■ Required work: Every line of the records must be repeated exactly; pictures stay out.
-------
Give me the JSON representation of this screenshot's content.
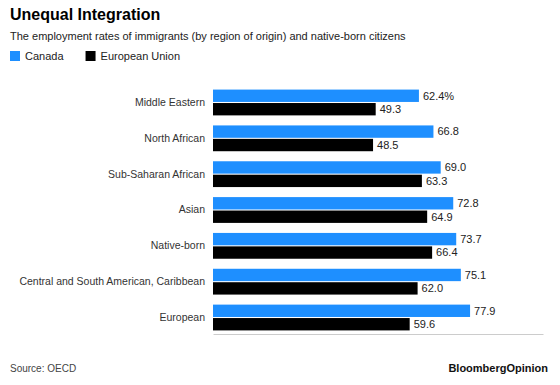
{
  "chart_data": {
    "type": "bar",
    "orientation": "horizontal",
    "title": "Unequal Integration",
    "subtitle": "The employment rates of immigrants (by region of origin) and native-born citizens",
    "categories": [
      "Middle Eastern",
      "North African",
      "Sub-Saharan African",
      "Asian",
      "Native-born",
      "Central and South American, Caribbean",
      "European"
    ],
    "series": [
      {
        "name": "Canada",
        "color": "#1e8fff",
        "values": [
          62.4,
          66.8,
          69.0,
          72.8,
          73.7,
          75.1,
          77.9
        ],
        "value_labels": [
          "62.4%",
          "66.8",
          "69.0",
          "72.8",
          "73.7",
          "75.1",
          "77.9"
        ]
      },
      {
        "name": "European Union",
        "color": "#000000",
        "values": [
          49.3,
          48.5,
          63.3,
          64.9,
          66.4,
          62.0,
          59.6
        ],
        "value_labels": [
          "49.3",
          "48.5",
          "63.3",
          "64.9",
          "66.4",
          "62.0",
          "59.6"
        ]
      }
    ],
    "xlim": [
      0,
      100
    ],
    "data_labels": true,
    "tick_labels": "y",
    "grid": false,
    "legend": "top-left",
    "source": "Source: OECD",
    "credit": "BloombergOpinion"
  }
}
-------
■ Solution for this exercise:
Give me the JSON representation of this screenshot's content.
{
  "chart_data": {
    "type": "bar",
    "orientation": "horizontal",
    "title": "Unequal Integration",
    "subtitle": "The employment rates of immigrants (by region of origin) and native-born citizens",
    "categories": [
      "Middle Eastern",
      "North African",
      "Sub-Saharan African",
      "Asian",
      "Native-born",
      "Central and South American, Caribbean",
      "European"
    ],
    "series": [
      {
        "name": "Canada",
        "color": "#1e8fff",
        "values": [
          62.4,
          66.8,
          69.0,
          72.8,
          73.7,
          75.1,
          77.9
        ],
        "value_labels": [
          "62.4%",
          "66.8",
          "69.0",
          "72.8",
          "73.7",
          "75.1",
          "77.9"
        ]
      },
      {
        "name": "European Union",
        "color": "#000000",
        "values": [
          49.3,
          48.5,
          63.3,
          64.9,
          66.4,
          62.0,
          59.6
        ],
        "value_labels": [
          "49.3",
          "48.5",
          "63.3",
          "64.9",
          "66.4",
          "62.0",
          "59.6"
        ]
      }
    ],
    "xlim": [
      0,
      100
    ],
    "data_labels": true,
    "tick_labels": "y",
    "grid": false,
    "legend": "top-left",
    "source": "Source: OECD",
    "credit": "BloombergOpinion"
  }
}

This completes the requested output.